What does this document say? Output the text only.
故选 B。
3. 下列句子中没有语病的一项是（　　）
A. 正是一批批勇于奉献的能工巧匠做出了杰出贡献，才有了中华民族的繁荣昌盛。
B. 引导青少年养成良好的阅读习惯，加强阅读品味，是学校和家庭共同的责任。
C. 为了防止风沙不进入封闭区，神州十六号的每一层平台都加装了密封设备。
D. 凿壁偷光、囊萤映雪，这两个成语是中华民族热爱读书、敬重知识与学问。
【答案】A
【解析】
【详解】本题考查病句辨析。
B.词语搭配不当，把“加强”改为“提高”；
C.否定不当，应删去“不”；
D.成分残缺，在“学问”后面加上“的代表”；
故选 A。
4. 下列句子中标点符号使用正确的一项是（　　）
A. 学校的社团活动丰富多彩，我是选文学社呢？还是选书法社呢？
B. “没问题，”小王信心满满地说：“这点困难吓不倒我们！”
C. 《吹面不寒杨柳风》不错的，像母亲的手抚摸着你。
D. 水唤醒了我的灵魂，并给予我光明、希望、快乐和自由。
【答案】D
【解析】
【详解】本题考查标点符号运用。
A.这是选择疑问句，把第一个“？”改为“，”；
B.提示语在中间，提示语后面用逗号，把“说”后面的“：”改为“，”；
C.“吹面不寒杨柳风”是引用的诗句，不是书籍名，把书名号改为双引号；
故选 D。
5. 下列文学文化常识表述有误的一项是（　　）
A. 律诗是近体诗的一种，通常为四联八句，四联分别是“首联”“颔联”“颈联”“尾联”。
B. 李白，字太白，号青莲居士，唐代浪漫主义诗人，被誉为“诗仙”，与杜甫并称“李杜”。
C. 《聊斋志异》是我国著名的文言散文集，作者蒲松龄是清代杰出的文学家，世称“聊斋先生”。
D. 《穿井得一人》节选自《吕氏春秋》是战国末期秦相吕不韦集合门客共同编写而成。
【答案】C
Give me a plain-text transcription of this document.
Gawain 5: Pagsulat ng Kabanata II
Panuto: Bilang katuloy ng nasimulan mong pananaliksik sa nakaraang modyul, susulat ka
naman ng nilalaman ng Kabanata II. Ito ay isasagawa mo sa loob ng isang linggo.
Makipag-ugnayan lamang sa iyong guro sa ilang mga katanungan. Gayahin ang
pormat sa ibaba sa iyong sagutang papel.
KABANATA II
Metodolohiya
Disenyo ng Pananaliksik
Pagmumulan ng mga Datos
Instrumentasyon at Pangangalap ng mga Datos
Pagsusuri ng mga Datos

-------------------------

* **WRITTEN INSTRUCTION**: Produce an exact copy of the whole listing.

* **RESPONSE FOR THIS EXERCISE**:
What does this document say? Output the text only.
故选 B。
3. 下列句子中没有语病的一项是（　　）
A. 正是一批批勇于奉献的能工巧匠做出了杰出贡献，才有了中华民族的繁荣昌盛。
B. 引导青少年养成良好的阅读习惯，加强阅读品味，是学校和家庭共同的责任。
C. 为了防止风沙不进入封闭区，神州十六号的每一层平台都加装了密封设备。
D. 凿壁偷光、囊萤映雪，这两个成语是中华民族热爱读书、敬重知识与学问。
【答案】A
【解析】
【详解】本题考查病句辨析。
B.词语搭配不当，把“加强”改为“提高”；
C.否定不当，应删去“不”；
D.成分残缺，在“学问”后面加上“的代表”；
故选 A。
4. 下列句子中标点符号使用正确的一项是（　　）
A. 学校的社团活动丰富多彩，我是选文学社呢？还是选书法社呢？
B. “没问题，”小王信心满满地说：“这点困难吓不倒我们！”
C. 《吹面不寒杨柳风》不错的，像母亲的手抚摸着你。
D. 水唤醒了我的灵魂，并给予我光明、希望、快乐和自由。
【答案】D
【解析】
【详解】本题考查标点符号运用。
A.这是选择疑问句，把第一个“？”改为“，”；
B.提示语在中间，提示语后面用逗号，把“说”后面的“：”改为“，”；
C.“吹面不寒杨柳风”是引用的诗句，不是书籍名，把书名号改为双引号；
故选 D。
5. 下列文学文化常识表述有误的一项是（　　）
A. 律诗是近体诗的一种，通常为四联八句，四联分别是“首联”“颔联”“颈联”“尾联”。
B. 李白，字太白，号青莲居士，唐代浪漫主义诗人，被誉为“诗仙”，与杜甫并称“李杜”。
C. 《聊斋志异》是我国著名的文言散文集，作者蒲松龄是清代杰出的文学家，世称“聊斋先生”。
D. 《穿井得一人》节选自《吕氏春秋》是战国末期秦相吕不韦集合门客共同编写而成。
【答案】C
Give me a plain-text transcription of this document.
Gawain 5: Pagsulat ng Kabanata II
Panuto: Bilang katuloy ng nasimulan mong pananaliksik sa nakaraang modyul, susulat ka
naman ng nilalaman ng Kabanata II. Ito ay isasagawa mo sa loob ng isang linggo.
Makipag-ugnayan lamang sa iyong guro sa ilang mga katanungan. Gayahin ang
pormat sa ibaba sa iyong sagutang papel.
KABANATA II
Metodolohiya
Disenyo ng Pananaliksik
Pagmumulan ng mga Datos
Instrumentasyon at Pangangalap ng mga Datos
Pagsusuri ng mga Datos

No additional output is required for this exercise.